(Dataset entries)
•••
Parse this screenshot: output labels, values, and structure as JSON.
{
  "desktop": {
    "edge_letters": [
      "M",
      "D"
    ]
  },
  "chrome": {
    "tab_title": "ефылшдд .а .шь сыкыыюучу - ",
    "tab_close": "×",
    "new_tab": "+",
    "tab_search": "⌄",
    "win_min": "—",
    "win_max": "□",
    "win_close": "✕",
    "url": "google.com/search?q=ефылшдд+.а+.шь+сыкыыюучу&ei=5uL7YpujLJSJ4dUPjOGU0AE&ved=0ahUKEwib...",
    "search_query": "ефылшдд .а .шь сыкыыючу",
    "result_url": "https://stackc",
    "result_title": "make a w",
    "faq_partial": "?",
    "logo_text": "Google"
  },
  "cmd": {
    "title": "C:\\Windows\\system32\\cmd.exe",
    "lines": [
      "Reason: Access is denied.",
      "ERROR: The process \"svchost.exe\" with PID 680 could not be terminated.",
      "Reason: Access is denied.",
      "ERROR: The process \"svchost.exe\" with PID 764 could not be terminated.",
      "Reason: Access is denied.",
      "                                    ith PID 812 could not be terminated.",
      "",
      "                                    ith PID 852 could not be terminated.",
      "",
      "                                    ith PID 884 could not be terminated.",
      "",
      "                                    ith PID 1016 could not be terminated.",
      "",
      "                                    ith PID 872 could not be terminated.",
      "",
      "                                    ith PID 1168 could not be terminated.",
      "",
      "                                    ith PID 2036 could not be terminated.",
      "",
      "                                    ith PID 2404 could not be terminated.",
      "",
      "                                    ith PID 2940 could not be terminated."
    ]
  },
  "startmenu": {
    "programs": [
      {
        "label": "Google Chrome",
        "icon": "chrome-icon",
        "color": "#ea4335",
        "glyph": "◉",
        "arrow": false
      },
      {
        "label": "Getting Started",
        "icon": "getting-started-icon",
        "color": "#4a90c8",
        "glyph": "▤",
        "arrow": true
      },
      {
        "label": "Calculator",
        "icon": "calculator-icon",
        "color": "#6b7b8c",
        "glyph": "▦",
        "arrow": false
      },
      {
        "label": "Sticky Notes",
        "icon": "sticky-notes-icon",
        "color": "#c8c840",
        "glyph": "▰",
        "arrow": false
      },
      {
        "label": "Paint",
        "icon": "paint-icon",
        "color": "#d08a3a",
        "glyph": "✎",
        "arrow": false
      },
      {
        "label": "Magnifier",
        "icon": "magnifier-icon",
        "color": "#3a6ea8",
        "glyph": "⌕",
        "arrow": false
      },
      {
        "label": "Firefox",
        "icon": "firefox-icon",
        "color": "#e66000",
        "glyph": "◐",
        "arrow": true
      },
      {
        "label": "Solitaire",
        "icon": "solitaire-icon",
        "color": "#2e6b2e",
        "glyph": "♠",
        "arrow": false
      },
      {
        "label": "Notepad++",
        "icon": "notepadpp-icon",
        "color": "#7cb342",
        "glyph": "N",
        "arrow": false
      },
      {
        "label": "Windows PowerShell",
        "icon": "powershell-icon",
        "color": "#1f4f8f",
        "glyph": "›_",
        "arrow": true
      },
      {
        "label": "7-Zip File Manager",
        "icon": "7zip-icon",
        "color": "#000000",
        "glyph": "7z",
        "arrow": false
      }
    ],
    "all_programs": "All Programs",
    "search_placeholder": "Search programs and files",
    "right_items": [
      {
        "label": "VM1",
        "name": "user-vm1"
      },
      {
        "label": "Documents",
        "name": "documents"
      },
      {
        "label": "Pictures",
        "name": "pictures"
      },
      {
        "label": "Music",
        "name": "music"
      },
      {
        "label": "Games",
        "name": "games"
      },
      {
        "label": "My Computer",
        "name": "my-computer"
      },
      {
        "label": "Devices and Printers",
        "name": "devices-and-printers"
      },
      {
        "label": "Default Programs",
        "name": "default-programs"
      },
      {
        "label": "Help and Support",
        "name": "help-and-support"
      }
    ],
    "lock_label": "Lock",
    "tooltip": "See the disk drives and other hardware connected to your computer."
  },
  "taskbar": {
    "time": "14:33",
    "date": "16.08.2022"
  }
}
•••
* What needs to be done:
Quote every record above exactly.

* Reply:
Parse this screenshot: output labels, values, and structure as JSON.
{
  "desktop": {
    "edge_letters": [
      "M",
      "D"
    ]
  },
  "chrome": {
    "tab_title": "ефылшдд .а .шь сыкыыюучу - ",
    "tab_close": "×",
    "new_tab": "+",
    "tab_search": "⌄",
    "win_min": "—",
    "win_max": "□",
    "win_close": "✕",
    "url": "google.com/search?q=ефылшдд+.а+.шь+сыкыыюучу&ei=5uL7YpujLJSJ4dUPjOGU0AE&ved=0ahUKEwib...",
    "search_query": "ефылшдд .а .шь сыкыыючу",
    "result_url": "https://stackc",
    "result_title": "make a w",
    "faq_partial": "?",
    "logo_text": "Google"
  },
  "cmd": {
    "title": "C:\\Windows\\system32\\cmd.exe",
    "lines": [
      "Reason: Access is denied.",
      "ERROR: The process \"svchost.exe\" with PID 680 could not be terminated.",
      "Reason: Access is denied.",
      "ERROR: The process \"svchost.exe\" with PID 764 could not be terminated.",
      "Reason: Access is denied.",
      "                                    ith PID 812 could not be terminated.",
      "",
      "                                    ith PID 852 could not be terminated.",
      "",
      "                                    ith PID 884 could not be terminated.",
      "",
      "                                    ith PID 1016 could not be terminated.",
      "",
      "                                    ith PID 872 could not be terminated.",
      "",
      "                                    ith PID 1168 could not be terminated.",
      "",
      "                                    ith PID 2036 could not be terminated.",
      "",
      "                                    ith PID 2404 could not be terminated.",
      "",
      "                                    ith PID 2940 could not be terminated."
    ]
  },
  "startmenu": {
    "programs": [
      {
        "label": "Google Chrome",
        "icon": "chrome-icon",
        "color": "#ea4335",
        "glyph": "◉",
        "arrow": false
      },
      {
        "label": "Getting Started",
        "icon": "getting-started-icon",
        "color": "#4a90c8",
        "glyph": "▤",
        "arrow": true
      },
      {
        "label": "Calculator",
        "icon": "calculator-icon",
        "color": "#6b7b8c",
        "glyph": "▦",
        "arrow": false
      },
      {
        "label": "Sticky Notes",
        "icon": "sticky-notes-icon",
        "color": "#c8c840",
        "glyph": "▰",
        "arrow": false
      },
      {
        "label": "Paint",
        "icon": "paint-icon",
        "color": "#d08a3a",
        "glyph": "✎",
        "arrow": false
      },
      {
        "label": "Magnifier",
        "icon": "magnifier-icon",
        "color": "#3a6ea8",
        "glyph": "⌕",
        "arrow": false
      },
      {
        "label": "Firefox",
        "icon": "firefox-icon",
        "color": "#e66000",
        "glyph": "◐",
        "arrow": true
      },
      {
        "label": "Solitaire",
        "icon": "solitaire-icon",
        "color": "#2e6b2e",
        "glyph": "♠",
        "arrow": false
      },
      {
        "label": "Notepad++",
        "icon": "notepadpp-icon",
        "color": "#7cb342",
        "glyph": "N",
        "arrow": false
      },
      {
        "label": "Windows PowerShell",
        "icon": "powershell-icon",
        "color": "#1f4f8f",
        "glyph": "›_",
        "arrow": true
      },
      {
        "label": "7-Zip File Manager",
        "icon": "7zip-icon",
        "color": "#000000",
        "glyph": "7z",
        "arrow": false
      }
    ],
    "all_programs": "All Programs",
    "search_placeholder": "Search programs and files",
    "right_items": [
      {
        "label": "VM1",
        "name": "user-vm1"
      },
      {
        "label": "Documents",
        "name": "documents"
      },
      {
        "label": "Pictures",
        "name": "pictures"
      },
      {
        "label": "Music",
        "name": "music"
      },
      {
        "label": "Games",
        "name": "games"
      },
      {
        "label": "My Computer",
        "name": "my-computer"
      },
      {
        "label": "Devices and Printers",
        "name": "devices-and-printers"
      },
      {
        "label": "Default Programs",
        "name": "default-programs"
      },
      {
        "label": "Help and Support",
        "name": "help-and-support"
      }
    ],
    "lock_label": "Lock",
    "tooltip": "See the disk drives and other hardware connected to your computer."
  },
  "taskbar": {
    "time": "14:33",
    "date": "16.08.2022"
  }
}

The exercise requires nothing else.